◆ **Directive**
Retype all of the entries word for word.

[Saved entries]
^^^^^^^^

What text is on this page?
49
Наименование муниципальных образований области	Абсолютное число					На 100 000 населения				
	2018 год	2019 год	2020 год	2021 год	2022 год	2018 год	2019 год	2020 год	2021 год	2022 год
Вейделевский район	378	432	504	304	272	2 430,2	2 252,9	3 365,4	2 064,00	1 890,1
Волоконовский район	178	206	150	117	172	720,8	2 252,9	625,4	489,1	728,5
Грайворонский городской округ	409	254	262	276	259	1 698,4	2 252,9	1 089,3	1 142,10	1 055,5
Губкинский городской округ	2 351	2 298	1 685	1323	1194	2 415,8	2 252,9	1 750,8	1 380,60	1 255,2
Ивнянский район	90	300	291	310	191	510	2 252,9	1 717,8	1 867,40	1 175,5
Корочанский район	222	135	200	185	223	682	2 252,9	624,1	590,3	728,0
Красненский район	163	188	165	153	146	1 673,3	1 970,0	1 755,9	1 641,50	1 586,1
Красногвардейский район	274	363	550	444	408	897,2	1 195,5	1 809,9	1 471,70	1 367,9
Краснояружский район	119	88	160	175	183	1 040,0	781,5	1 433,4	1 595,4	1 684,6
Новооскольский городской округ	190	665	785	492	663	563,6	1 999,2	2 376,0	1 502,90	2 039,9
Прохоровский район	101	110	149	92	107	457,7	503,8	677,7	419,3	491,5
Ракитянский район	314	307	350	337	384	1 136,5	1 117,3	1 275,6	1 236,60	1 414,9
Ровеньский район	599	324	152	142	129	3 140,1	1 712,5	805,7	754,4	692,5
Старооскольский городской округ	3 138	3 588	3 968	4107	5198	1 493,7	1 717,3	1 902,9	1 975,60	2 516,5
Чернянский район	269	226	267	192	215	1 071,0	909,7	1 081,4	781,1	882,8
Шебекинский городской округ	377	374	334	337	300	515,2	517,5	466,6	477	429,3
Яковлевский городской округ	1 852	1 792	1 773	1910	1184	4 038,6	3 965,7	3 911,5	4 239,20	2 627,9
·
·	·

^^^^^^^^

◆ **Result of the task**
What text is on this page?
49
Наименование муниципальных образований области	Абсолютное число					На 100 000 населения				
	2018 год	2019 год	2020 год	2021 год	2022 год	2018 год	2019 год	2020 год	2021 год	2022 год
Вейделевский район	378	432	504	304	272	2 430,2	2 252,9	3 365,4	2 064,00	1 890,1
Волоконовский район	178	206	150	117	172	720,8	2 252,9	625,4	489,1	728,5
Грайворонский городской округ	409	254	262	276	259	1 698,4	2 252,9	1 089,3	1 142,10	1 055,5
Губкинский городской округ	2 351	2 298	1 685	1323	1194	2 415,8	2 252,9	1 750,8	1 380,60	1 255,2
Ивнянский район	90	300	291	310	191	510	2 252,9	1 717,8	1 867,40	1 175,5
Корочанский район	222	135	200	185	223	682	2 252,9	624,1	590,3	728,0
Красненский район	163	188	165	153	146	1 673,3	1 970,0	1 755,9	1 641,50	1 586,1
Красногвардейский район	274	363	550	444	408	897,2	1 195,5	1 809,9	1 471,70	1 367,9
Краснояружский район	119	88	160	175	183	1 040,0	781,5	1 433,4	1 595,4	1 684,6
Новооскольский городской округ	190	665	785	492	663	563,6	1 999,2	2 376,0	1 502,90	2 039,9
Прохоровский район	101	110	149	92	107	457,7	503,8	677,7	419,3	491,5
Ракитянский район	314	307	350	337	384	1 136,5	1 117,3	1 275,6	1 236,60	1 414,9
Ровеньский район	599	324	152	142	129	3 140,1	1 712,5	805,7	754,4	692,5
Старооскольский городской округ	3 138	3 588	3 968	4107	5198	1 493,7	1 717,3	1 902,9	1 975,60	2 516,5
Чернянский район	269	226	267	192	215	1 071,0	909,7	1 081,4	781,1	882,8
Шебекинский городской округ	377	374	334	337	300	515,2	517,5	466,6	477	429,3
Яковлевский городской округ	1 852	1 792	1 773	1910	1184	4 038,6	3 965,7	3 911,5	4 239,20	2 627,9
·
·	·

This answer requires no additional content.